* Start Material to process *

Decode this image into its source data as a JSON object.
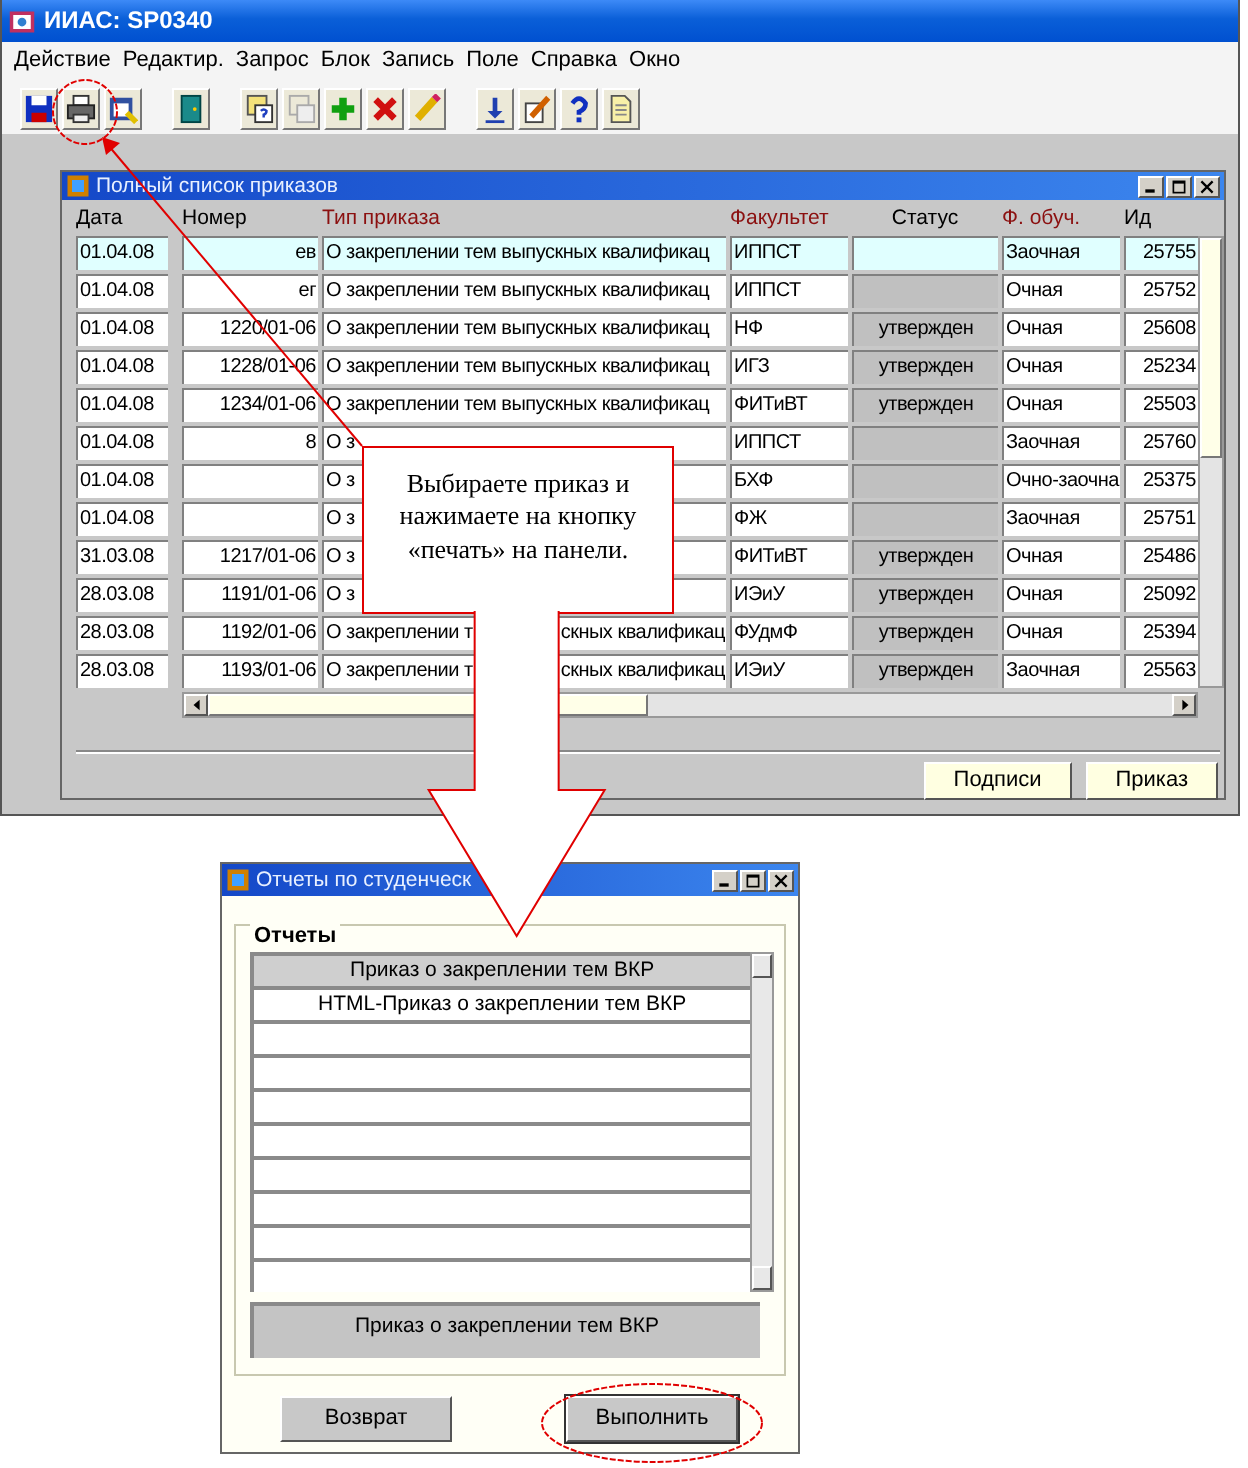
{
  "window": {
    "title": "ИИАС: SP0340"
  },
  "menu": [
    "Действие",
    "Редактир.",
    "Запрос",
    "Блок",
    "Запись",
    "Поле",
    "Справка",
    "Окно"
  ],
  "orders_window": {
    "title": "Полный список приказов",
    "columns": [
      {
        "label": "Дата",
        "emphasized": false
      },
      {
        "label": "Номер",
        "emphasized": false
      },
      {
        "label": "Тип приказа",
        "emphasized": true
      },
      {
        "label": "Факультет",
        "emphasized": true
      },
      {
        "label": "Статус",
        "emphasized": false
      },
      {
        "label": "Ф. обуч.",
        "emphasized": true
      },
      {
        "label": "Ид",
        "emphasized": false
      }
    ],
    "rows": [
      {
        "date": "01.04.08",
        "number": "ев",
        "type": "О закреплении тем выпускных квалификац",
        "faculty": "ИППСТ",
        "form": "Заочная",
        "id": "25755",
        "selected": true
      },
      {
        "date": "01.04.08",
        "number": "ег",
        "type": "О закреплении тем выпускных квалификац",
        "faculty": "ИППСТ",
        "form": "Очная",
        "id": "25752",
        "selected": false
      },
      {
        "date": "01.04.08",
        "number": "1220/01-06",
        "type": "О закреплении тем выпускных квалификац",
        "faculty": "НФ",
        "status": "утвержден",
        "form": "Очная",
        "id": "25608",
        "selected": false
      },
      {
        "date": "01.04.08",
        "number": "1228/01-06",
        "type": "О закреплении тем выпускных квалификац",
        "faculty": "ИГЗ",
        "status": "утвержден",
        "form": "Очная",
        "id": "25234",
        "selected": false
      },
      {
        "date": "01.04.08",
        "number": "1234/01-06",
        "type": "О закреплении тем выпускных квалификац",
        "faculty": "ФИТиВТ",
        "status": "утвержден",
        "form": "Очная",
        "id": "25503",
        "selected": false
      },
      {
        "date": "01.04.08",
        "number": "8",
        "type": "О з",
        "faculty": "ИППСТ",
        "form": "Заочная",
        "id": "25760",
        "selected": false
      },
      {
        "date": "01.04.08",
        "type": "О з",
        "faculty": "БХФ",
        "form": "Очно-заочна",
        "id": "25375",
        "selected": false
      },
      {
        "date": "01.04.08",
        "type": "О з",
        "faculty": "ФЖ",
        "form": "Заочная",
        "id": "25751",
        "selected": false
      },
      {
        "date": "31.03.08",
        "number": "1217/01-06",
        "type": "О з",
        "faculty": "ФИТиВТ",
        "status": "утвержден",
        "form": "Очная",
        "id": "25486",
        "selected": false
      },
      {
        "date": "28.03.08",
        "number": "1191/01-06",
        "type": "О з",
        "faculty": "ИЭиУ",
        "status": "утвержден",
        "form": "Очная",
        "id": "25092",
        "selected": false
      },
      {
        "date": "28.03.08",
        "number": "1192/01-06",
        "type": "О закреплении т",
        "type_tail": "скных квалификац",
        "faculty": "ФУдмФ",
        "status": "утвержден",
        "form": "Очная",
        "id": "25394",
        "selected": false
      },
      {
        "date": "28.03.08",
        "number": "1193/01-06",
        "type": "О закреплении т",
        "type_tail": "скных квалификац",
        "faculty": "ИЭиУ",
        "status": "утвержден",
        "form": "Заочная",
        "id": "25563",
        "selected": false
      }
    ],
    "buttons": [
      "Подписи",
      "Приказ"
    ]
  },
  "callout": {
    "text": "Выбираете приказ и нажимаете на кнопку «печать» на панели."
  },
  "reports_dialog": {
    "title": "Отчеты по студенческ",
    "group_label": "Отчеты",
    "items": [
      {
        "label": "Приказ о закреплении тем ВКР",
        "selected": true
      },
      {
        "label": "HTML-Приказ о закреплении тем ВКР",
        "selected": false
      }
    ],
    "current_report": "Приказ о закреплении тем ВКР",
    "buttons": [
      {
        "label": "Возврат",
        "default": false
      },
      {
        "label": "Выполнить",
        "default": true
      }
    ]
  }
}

* End Material to process *
* Start Material to process *

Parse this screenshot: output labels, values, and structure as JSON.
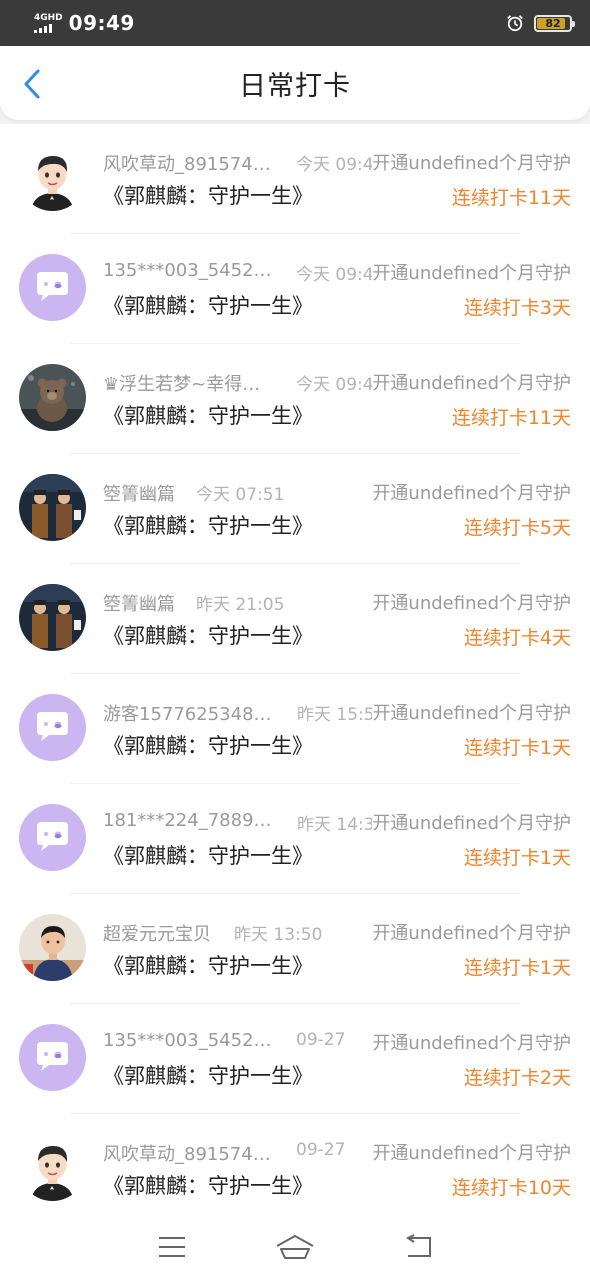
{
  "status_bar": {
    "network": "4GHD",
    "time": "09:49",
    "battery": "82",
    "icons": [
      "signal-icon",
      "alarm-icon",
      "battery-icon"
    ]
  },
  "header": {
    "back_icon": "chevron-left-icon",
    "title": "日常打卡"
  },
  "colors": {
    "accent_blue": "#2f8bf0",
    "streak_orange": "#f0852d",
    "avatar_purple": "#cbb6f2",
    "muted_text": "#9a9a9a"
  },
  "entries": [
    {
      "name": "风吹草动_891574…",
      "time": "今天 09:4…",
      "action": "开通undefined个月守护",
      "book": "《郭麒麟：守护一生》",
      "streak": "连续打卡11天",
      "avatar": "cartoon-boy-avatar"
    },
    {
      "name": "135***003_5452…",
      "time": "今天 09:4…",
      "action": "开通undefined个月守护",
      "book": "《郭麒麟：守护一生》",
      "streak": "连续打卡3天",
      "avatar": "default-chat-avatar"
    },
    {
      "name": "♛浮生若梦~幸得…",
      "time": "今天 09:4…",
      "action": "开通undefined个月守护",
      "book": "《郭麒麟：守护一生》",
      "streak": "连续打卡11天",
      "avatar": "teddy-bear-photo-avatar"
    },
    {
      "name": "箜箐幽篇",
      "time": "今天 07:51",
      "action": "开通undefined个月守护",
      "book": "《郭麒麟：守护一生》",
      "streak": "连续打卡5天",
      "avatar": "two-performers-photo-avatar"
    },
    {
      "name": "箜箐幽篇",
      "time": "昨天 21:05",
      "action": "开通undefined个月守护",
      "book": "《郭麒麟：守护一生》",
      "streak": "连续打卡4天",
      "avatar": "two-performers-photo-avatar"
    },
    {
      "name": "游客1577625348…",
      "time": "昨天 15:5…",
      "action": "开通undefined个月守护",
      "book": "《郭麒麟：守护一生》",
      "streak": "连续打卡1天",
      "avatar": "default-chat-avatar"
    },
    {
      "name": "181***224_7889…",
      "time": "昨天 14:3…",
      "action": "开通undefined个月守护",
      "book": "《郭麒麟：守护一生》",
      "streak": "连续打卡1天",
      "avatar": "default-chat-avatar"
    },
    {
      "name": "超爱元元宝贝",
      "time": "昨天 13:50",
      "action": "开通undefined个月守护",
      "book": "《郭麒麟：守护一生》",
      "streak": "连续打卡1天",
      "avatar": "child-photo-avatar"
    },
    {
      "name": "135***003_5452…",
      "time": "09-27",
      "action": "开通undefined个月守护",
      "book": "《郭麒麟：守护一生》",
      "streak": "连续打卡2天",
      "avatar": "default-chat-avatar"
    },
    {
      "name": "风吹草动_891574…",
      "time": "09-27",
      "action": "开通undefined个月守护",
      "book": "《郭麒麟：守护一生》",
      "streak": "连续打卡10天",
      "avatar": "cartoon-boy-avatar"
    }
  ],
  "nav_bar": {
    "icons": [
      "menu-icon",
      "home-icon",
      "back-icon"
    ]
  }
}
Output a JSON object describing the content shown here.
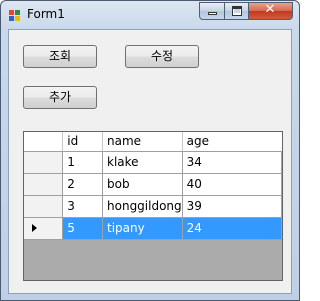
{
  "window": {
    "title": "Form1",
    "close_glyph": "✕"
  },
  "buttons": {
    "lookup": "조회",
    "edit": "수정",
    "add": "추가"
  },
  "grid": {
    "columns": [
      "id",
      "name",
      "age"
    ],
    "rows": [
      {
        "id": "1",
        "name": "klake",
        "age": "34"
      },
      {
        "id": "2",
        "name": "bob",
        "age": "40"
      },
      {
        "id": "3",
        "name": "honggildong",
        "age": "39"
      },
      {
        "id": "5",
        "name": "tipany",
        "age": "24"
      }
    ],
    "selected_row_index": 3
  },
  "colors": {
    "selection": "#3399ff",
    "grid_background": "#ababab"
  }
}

* End Material to process *

**Exercise instructions**:
Of all the lines in the listing above, how many contain the word "title"? Answer with the number alone.

**Solution to the exercise**:
5